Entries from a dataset
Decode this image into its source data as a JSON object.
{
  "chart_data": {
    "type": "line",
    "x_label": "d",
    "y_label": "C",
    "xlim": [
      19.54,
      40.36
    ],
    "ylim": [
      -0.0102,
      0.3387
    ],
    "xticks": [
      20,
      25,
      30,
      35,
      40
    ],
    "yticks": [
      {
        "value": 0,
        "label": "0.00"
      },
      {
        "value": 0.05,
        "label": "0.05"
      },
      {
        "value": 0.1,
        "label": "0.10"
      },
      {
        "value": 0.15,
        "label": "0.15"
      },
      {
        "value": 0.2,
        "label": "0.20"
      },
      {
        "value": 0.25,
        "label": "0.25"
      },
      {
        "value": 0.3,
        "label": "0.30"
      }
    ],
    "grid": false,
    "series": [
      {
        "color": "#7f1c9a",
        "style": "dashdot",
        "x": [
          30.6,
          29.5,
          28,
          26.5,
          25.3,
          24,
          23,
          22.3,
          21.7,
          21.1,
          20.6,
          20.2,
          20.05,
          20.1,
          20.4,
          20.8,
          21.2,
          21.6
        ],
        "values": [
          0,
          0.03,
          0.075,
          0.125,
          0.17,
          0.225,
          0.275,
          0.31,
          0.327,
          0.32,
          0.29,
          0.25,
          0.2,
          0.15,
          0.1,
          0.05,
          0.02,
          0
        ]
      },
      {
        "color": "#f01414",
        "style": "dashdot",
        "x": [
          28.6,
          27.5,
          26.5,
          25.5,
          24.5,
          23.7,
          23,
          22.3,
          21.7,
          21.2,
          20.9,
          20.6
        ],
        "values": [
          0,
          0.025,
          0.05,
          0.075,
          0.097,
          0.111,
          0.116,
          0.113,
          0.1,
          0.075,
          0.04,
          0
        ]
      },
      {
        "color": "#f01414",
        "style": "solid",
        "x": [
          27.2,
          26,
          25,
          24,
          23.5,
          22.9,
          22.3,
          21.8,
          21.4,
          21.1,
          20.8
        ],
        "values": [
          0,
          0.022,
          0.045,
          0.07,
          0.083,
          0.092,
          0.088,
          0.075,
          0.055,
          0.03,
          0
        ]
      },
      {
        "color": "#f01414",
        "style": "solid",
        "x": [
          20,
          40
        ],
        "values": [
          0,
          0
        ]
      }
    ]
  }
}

TASK GOAL:
Every line of the material must be returned exactly as it appears.

RESULT BELOW:
Decode this image into its source data as a JSON object.
{
  "chart_data": {
    "type": "line",
    "x_label": "d",
    "y_label": "C",
    "xlim": [
      19.54,
      40.36
    ],
    "ylim": [
      -0.0102,
      0.3387
    ],
    "xticks": [
      20,
      25,
      30,
      35,
      40
    ],
    "yticks": [
      {
        "value": 0,
        "label": "0.00"
      },
      {
        "value": 0.05,
        "label": "0.05"
      },
      {
        "value": 0.1,
        "label": "0.10"
      },
      {
        "value": 0.15,
        "label": "0.15"
      },
      {
        "value": 0.2,
        "label": "0.20"
      },
      {
        "value": 0.25,
        "label": "0.25"
      },
      {
        "value": 0.3,
        "label": "0.30"
      }
    ],
    "grid": false,
    "series": [
      {
        "color": "#7f1c9a",
        "style": "dashdot",
        "x": [
          30.6,
          29.5,
          28,
          26.5,
          25.3,
          24,
          23,
          22.3,
          21.7,
          21.1,
          20.6,
          20.2,
          20.05,
          20.1,
          20.4,
          20.8,
          21.2,
          21.6
        ],
        "values": [
          0,
          0.03,
          0.075,
          0.125,
          0.17,
          0.225,
          0.275,
          0.31,
          0.327,
          0.32,
          0.29,
          0.25,
          0.2,
          0.15,
          0.1,
          0.05,
          0.02,
          0
        ]
      },
      {
        "color": "#f01414",
        "style": "dashdot",
        "x": [
          28.6,
          27.5,
          26.5,
          25.5,
          24.5,
          23.7,
          23,
          22.3,
          21.7,
          21.2,
          20.9,
          20.6
        ],
        "values": [
          0,
          0.025,
          0.05,
          0.075,
          0.097,
          0.111,
          0.116,
          0.113,
          0.1,
          0.075,
          0.04,
          0
        ]
      },
      {
        "color": "#f01414",
        "style": "solid",
        "x": [
          27.2,
          26,
          25,
          24,
          23.5,
          22.9,
          22.3,
          21.8,
          21.4,
          21.1,
          20.8
        ],
        "values": [
          0,
          0.022,
          0.045,
          0.07,
          0.083,
          0.092,
          0.088,
          0.075,
          0.055,
          0.03,
          0
        ]
      },
      {
        "color": "#f01414",
        "style": "solid",
        "x": [
          20,
          40
        ],
        "values": [
          0,
          0
        ]
      }
    ]
  }
}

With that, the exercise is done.